• **Problems to work on**:
A – Answer these questions about the note on setting up Haskell projects with Nix:
(i) Which package set does it say is generally better than pkgs.haskell.packages.ghcXYZ?
(ii) What is the haskell package set roughly based on?
(iii) In the example, which lens version replaces the pinned one, and where does it come from?
B – Continue the note on setting up Haskell projects with Nix, starting after its last line.

It’s generally best to use the default GHC version in nixpkgs, not a version of your choice. This is because the haskell package set is roughly based on Stackage, which requires specific GHC versions. So pkgs.haskellPackages
is generally better than pkgs.haskell.packages.ghcXYZ
unless you know you need the new version and are willing to wade through dependency bounds issues.
That said, many of the issues that crop up when using other GHC versions can be solved by extending the haskell package set and modifying packages or replacing them outright. Here’s how my typical haskell project is set up:
{ pkgs ? import <nixpkgs> {} }:
# packageSourceOverrides is a convenience function
# making it easier to update dependencies to new Hackage versions
# or custom source tree.
(haskellPackages.extend (haskell.lib.packageSourceOverrides {
# Replace the pinned lens version with 4.17 from Hackage.
lens = "4.17";
# Add / replace foo with a git checkout.
# cabal2nix will be called automatically for you
foo = builtins.fetchGit {
url = https://github.com/Foo/foo.git;
rev = "...";
};
# builtins.fetchGit ./. is an easy way to get a clean tree
# from your project. It will even included uncommitted changes,
# but only if they're in tracked files so build dirs like ./dist
# aren't sucked into the nix store unnecessarily.

• **Extracted entries**:
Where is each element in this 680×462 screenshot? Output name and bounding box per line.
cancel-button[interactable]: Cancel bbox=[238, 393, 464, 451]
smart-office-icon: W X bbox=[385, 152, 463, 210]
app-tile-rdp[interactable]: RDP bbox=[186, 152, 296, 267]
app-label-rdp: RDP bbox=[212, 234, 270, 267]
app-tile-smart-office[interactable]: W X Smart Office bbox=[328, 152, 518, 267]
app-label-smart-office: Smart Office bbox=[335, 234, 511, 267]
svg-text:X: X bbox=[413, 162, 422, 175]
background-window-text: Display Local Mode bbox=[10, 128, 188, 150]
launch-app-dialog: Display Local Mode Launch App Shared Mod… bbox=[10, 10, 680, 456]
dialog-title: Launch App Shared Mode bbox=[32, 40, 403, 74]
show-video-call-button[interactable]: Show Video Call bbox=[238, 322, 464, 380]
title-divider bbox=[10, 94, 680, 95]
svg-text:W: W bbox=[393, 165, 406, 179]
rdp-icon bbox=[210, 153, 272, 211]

• **Responses by task**:
A –
(i) pkgs.haskellPackages
(ii) Stackage
(iii) Version 4.17, from Hackage

B –
my-local-pkg = builtins.fetchGit ./.;
})).extend (self: super: {
# We can extend again to add manual overrides
# that can't be done with packageSourceOverrides
# doJailbreak is a very common one. This line replaces bar with
# a modified version that strips the package of its dependency
# bounds, allowing us to use it with newer packages than it
# anticipated.
bar = haskell.lib.doJailbreak super.bar;
})
To build my package, I can do nix-build -A my-local-pkg
, and to enter a nix-shell for incremental building, I can either do nix-shell -A my-local-pkg.env
or add this shell.nix file:
(import ./. {}).my-local-pkg.env
If you’re working on multiple local cabal packages, you can get incrementalism with a cabal.project
file and by replacing env
with shellFor
# cabal.project
packages:
./foo
./bar
# shell.nix
(import ./. {}).shellFor (p: [p.my-local-pkg1 p.my-local-pkg2])
Now nix-shell --run 'cabal new-build all'
can build both packages incrementally.